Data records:
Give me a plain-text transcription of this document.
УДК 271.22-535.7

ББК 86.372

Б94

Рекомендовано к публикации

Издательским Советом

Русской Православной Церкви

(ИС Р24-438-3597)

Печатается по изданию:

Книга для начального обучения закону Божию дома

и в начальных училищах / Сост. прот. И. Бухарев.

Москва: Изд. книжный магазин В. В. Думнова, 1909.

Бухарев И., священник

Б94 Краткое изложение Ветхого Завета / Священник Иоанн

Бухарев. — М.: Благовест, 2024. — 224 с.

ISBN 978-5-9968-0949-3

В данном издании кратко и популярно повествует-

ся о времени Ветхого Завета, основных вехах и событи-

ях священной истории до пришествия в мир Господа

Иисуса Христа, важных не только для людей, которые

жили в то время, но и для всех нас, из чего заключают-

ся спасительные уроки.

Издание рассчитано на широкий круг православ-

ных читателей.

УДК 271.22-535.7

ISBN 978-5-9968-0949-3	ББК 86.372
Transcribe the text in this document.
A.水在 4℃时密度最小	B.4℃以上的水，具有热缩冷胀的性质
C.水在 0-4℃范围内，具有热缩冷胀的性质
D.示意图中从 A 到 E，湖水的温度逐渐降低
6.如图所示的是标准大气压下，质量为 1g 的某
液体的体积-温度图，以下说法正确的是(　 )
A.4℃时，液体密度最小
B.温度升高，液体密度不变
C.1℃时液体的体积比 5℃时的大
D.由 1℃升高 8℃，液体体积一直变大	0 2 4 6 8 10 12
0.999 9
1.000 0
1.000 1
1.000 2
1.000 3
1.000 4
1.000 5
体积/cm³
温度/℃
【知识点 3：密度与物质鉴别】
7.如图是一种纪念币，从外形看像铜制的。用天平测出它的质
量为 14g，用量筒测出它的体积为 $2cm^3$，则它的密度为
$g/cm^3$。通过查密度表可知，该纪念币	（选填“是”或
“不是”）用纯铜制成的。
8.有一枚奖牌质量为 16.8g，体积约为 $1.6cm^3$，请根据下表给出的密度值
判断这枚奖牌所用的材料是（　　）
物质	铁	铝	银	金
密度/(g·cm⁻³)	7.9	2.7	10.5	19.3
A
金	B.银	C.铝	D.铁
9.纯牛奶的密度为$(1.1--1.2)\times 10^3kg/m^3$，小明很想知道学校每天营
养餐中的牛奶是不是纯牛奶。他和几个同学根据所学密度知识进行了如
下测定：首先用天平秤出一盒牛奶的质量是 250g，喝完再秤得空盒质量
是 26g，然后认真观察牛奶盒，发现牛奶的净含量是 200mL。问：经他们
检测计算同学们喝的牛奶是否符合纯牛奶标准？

* * *

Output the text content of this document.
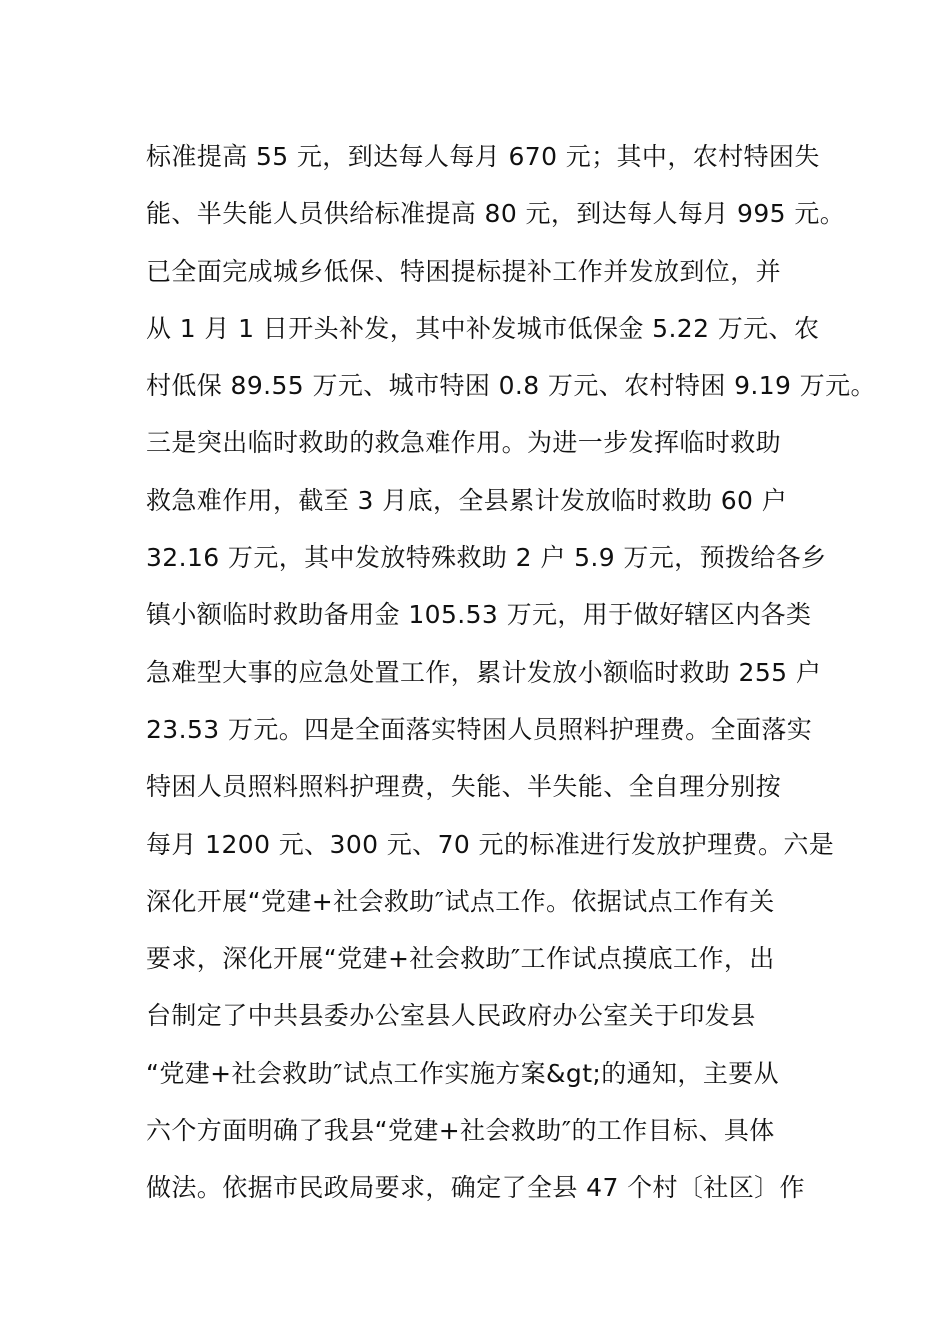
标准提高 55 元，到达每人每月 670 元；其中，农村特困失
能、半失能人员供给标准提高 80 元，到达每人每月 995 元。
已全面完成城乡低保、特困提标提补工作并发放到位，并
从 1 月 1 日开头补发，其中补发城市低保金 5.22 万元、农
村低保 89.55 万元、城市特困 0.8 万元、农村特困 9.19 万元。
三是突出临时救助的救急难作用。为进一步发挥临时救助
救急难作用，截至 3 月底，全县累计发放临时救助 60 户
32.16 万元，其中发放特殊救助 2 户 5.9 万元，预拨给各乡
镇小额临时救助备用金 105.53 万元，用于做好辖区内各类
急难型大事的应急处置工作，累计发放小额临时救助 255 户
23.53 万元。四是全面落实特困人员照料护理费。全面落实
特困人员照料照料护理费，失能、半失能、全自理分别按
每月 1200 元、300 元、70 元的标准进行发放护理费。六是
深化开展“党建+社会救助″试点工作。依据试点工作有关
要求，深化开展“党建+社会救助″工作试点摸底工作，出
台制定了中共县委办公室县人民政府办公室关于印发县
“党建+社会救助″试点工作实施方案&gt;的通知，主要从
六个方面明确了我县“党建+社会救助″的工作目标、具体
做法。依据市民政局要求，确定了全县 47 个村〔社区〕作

### Work required
Search the lines for the word "具有热缩冷胀的性质" and report how many contain it, by number only.

### Answer to this task
2